§ Provided information
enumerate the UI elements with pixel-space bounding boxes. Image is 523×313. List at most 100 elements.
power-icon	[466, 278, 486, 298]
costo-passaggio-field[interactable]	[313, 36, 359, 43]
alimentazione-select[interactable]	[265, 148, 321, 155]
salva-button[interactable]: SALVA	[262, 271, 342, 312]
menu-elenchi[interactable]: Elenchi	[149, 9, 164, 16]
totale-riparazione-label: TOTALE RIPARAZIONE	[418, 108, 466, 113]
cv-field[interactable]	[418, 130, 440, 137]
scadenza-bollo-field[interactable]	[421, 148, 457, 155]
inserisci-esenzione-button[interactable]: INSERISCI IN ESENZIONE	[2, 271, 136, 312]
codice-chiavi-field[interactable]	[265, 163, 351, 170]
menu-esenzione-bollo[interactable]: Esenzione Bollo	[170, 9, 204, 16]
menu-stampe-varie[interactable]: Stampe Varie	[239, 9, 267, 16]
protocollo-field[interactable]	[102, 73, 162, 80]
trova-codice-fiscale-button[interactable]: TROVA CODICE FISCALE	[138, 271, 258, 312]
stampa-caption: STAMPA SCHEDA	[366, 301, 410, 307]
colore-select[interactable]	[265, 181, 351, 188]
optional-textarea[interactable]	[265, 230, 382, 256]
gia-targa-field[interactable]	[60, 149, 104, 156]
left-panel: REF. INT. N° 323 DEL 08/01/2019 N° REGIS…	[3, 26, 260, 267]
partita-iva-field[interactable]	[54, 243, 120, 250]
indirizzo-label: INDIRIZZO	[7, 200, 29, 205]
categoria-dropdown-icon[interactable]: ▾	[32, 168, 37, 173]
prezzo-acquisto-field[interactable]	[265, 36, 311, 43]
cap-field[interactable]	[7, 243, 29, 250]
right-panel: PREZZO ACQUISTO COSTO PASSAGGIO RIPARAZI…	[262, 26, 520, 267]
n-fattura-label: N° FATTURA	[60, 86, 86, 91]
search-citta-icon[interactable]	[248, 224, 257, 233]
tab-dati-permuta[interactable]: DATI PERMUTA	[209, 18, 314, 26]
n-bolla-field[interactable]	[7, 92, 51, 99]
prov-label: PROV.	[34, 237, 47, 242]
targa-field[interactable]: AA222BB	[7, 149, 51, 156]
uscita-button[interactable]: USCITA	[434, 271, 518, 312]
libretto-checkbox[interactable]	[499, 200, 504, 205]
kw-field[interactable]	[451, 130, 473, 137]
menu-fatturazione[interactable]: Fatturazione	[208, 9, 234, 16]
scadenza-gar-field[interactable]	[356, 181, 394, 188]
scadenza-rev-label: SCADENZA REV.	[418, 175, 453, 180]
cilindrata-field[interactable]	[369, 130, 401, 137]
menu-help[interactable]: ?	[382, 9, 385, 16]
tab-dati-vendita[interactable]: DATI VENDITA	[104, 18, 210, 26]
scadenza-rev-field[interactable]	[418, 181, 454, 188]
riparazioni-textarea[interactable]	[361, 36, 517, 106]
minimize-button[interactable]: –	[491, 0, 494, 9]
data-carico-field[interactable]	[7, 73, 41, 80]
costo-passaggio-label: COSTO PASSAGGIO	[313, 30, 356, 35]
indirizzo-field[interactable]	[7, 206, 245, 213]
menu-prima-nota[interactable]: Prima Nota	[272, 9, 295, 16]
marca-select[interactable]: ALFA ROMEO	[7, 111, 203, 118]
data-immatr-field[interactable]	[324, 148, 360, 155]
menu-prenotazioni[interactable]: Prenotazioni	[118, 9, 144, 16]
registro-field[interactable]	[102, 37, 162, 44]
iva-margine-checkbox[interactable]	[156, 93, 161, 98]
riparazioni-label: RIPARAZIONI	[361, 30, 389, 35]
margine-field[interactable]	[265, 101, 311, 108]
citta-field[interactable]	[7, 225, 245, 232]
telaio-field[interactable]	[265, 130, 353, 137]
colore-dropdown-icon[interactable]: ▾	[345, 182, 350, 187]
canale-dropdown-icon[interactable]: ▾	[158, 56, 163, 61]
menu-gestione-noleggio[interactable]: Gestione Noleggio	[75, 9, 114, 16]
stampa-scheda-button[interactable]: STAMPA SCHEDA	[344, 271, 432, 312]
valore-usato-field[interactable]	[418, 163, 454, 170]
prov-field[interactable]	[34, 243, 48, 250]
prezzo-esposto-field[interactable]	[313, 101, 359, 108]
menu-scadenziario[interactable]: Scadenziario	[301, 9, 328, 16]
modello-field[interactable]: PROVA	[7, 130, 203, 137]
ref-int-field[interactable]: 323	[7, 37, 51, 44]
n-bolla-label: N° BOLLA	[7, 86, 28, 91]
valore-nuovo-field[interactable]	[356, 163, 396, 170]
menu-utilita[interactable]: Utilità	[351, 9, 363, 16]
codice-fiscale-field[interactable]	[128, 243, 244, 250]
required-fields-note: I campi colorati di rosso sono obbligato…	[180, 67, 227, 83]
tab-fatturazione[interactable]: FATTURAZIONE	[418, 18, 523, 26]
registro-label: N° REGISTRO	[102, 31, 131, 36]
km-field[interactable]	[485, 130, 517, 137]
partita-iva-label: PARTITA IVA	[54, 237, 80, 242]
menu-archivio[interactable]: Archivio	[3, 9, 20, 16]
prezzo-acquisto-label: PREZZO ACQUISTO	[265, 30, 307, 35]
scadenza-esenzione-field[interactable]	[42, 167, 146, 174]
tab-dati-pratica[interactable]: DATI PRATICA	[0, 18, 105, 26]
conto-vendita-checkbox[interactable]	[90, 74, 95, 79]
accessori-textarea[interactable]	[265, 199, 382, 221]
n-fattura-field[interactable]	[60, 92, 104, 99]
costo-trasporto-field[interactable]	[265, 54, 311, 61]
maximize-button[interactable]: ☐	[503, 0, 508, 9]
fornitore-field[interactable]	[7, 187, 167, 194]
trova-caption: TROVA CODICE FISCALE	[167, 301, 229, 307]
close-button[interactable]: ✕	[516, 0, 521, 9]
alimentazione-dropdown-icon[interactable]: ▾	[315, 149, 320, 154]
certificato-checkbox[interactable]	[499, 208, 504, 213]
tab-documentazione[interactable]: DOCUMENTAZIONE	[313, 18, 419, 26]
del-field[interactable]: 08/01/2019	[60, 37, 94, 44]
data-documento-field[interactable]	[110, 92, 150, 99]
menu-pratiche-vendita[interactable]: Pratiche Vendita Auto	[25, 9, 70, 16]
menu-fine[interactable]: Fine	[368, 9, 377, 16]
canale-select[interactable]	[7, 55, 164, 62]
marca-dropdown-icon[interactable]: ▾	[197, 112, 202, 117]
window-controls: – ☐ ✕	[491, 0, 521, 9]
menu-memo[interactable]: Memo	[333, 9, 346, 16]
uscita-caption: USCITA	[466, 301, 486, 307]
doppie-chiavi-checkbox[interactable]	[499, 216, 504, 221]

§ Brief
Rewrite every line of the listing above as a numbered list, omitting any blank lines.

§ Exercise answer
1. enumerate the UI elements with pixel-space bounding boxes. Image is 523×313. List at most 100 elements.
2. power-icon	[466, 278, 486, 298]
3. costo-passaggio-field[interactable]	[313, 36, 359, 43]
4. alimentazione-select[interactable]	[265, 148, 321, 155]
5. salva-button[interactable]: SALVA	[262, 271, 342, 312]
6. menu-elenchi[interactable]: Elenchi	[149, 9, 164, 16]
7. totale-riparazione-label: TOTALE RIPARAZIONE	[418, 108, 466, 113]
8. cv-field[interactable]	[418, 130, 440, 137]
9. scadenza-bollo-field[interactable]	[421, 148, 457, 155]
10. inserisci-esenzione-button[interactable]: INSERISCI IN ESENZIONE	[2, 271, 136, 312]
11. codice-chiavi-field[interactable]	[265, 163, 351, 170]
12. menu-esenzione-bollo[interactable]: Esenzione Bollo	[170, 9, 204, 16]
13. menu-stampe-varie[interactable]: Stampe Varie	[239, 9, 267, 16]
14. protocollo-field[interactable]	[102, 73, 162, 80]
15. trova-codice-fiscale-button[interactable]: TROVA CODICE FISCALE	[138, 271, 258, 312]
16. stampa-caption: STAMPA SCHEDA	[366, 301, 410, 307]
17. colore-select[interactable]	[265, 181, 351, 188]
18. optional-textarea[interactable]	[265, 230, 382, 256]
19. gia-targa-field[interactable]	[60, 149, 104, 156]
20. left-panel: REF. INT. N° 323 DEL 08/01/2019 N° REGIS…	[3, 26, 260, 267]
21. partita-iva-field[interactable]	[54, 243, 120, 250]
22. indirizzo-label: INDIRIZZO	[7, 200, 29, 205]
23. categoria-dropdown-icon[interactable]: ▾	[32, 168, 37, 173]
24. prezzo-acquisto-field[interactable]	[265, 36, 311, 43]
25. cap-field[interactable]	[7, 243, 29, 250]
26. right-panel: PREZZO ACQUISTO COSTO PASSAGGIO RIPARAZI…	[262, 26, 520, 267]
27. n-fattura-label: N° FATTURA	[60, 86, 86, 91]
28. search-citta-icon[interactable]	[248, 224, 257, 233]
29. tab-dati-permuta[interactable]: DATI PERMUTA	[209, 18, 314, 26]
30. n-bolla-field[interactable]	[7, 92, 51, 99]
31. prov-label: PROV.	[34, 237, 47, 242]
32. targa-field[interactable]: AA222BB	[7, 149, 51, 156]
33. uscita-button[interactable]: USCITA	[434, 271, 518, 312]
34. libretto-checkbox[interactable]	[499, 200, 504, 205]
35. kw-field[interactable]	[451, 130, 473, 137]
36. menu-fatturazione[interactable]: Fatturazione	[208, 9, 234, 16]
37. scadenza-gar-field[interactable]	[356, 181, 394, 188]
38. scadenza-rev-label: SCADENZA REV.	[418, 175, 453, 180]
39. cilindrata-field[interactable]	[369, 130, 401, 137]
40. menu-help[interactable]: ?	[382, 9, 385, 16]
41. tab-dati-vendita[interactable]: DATI VENDITA	[104, 18, 210, 26]
42. scadenza-rev-field[interactable]	[418, 181, 454, 188]
43. riparazioni-textarea[interactable]	[361, 36, 517, 106]
44. minimize-button[interactable]: –	[491, 0, 494, 9]
45. data-carico-field[interactable]	[7, 73, 41, 80]
46. costo-passaggio-label: COSTO PASSAGGIO	[313, 30, 356, 35]
47. indirizzo-field[interactable]	[7, 206, 245, 213]
48. menu-prima-nota[interactable]: Prima Nota	[272, 9, 295, 16]
49. marca-select[interactable]: ALFA ROMEO	[7, 111, 203, 118]
50. data-immatr-field[interactable]	[324, 148, 360, 155]
51. menu-prenotazioni[interactable]: Prenotazioni	[118, 9, 144, 16]
52. registro-field[interactable]	[102, 37, 162, 44]
53. iva-margine-checkbox[interactable]	[156, 93, 161, 98]
54. riparazioni-label: RIPARAZIONI	[361, 30, 389, 35]
55. margine-field[interactable]	[265, 101, 311, 108]
56. citta-field[interactable]	[7, 225, 245, 232]
57. telaio-field[interactable]	[265, 130, 353, 137]
58. colore-dropdown-icon[interactable]: ▾	[345, 182, 350, 187]
59. canale-dropdown-icon[interactable]: ▾	[158, 56, 163, 61]
60. menu-gestione-noleggio[interactable]: Gestione Noleggio	[75, 9, 114, 16]
61. stampa-scheda-button[interactable]: STAMPA SCHEDA	[344, 271, 432, 312]
62. valore-usato-field[interactable]	[418, 163, 454, 170]
63. prov-field[interactable]	[34, 243, 48, 250]
64. prezzo-esposto-field[interactable]	[313, 101, 359, 108]
65. menu-scadenziario[interactable]: Scadenziario	[301, 9, 328, 16]
66. modello-field[interactable]: PROVA	[7, 130, 203, 137]
67. ref-int-field[interactable]: 323	[7, 37, 51, 44]
68. n-bolla-label: N° BOLLA	[7, 86, 28, 91]
69. valore-nuovo-field[interactable]	[356, 163, 396, 170]
70. menu-utilita[interactable]: Utilità	[351, 9, 363, 16]
71. codice-fiscale-field[interactable]	[128, 243, 244, 250]
72. required-fields-note: I campi colorati di rosso sono obbligato…	[180, 67, 227, 83]
73. tab-fatturazione[interactable]: FATTURAZIONE	[418, 18, 523, 26]
74. registro-label: N° REGISTRO	[102, 31, 131, 36]
75. km-field[interactable]	[485, 130, 517, 137]
76. partita-iva-label: PARTITA IVA	[54, 237, 80, 242]
77. menu-archivio[interactable]: Archivio	[3, 9, 20, 16]
78. prezzo-acquisto-label: PREZZO ACQUISTO	[265, 30, 307, 35]
79. scadenza-esenzione-field[interactable]	[42, 167, 146, 174]
80. tab-dati-pratica[interactable]: DATI PRATICA	[0, 18, 105, 26]
81. conto-vendita-checkbox[interactable]	[90, 74, 95, 79]
82. accessori-textarea[interactable]	[265, 199, 382, 221]
83. n-fattura-field[interactable]	[60, 92, 104, 99]
84. costo-trasporto-field[interactable]	[265, 54, 311, 61]
85. maximize-button[interactable]: ☐	[503, 0, 508, 9]
86. fornitore-field[interactable]	[7, 187, 167, 194]
87. trova-caption: TROVA CODICE FISCALE	[167, 301, 229, 307]
88. close-button[interactable]: ✕	[516, 0, 521, 9]
89. alimentazione-dropdown-icon[interactable]: ▾	[315, 149, 320, 154]
90. certificato-checkbox[interactable]	[499, 208, 504, 213]
91. tab-documentazione[interactable]: DOCUMENTAZIONE	[313, 18, 419, 26]
92. del-field[interactable]: 08/01/2019	[60, 37, 94, 44]
93. data-documento-field[interactable]	[110, 92, 150, 99]
94. menu-pratiche-vendita[interactable]: Pratiche Vendita Auto	[25, 9, 70, 16]
95. menu-fine[interactable]: Fine	[368, 9, 377, 16]
96. canale-select[interactable]	[7, 55, 164, 62]
97. marca-dropdown-icon[interactable]: ▾	[197, 112, 202, 117]
98. window-controls: – ☐ ✕	[491, 0, 521, 9]
99. menu-memo[interactable]: Memo	[333, 9, 346, 16]
100. uscita-caption: USCITA	[466, 301, 486, 307]
101. doppie-chiavi-checkbox[interactable]	[499, 216, 504, 221]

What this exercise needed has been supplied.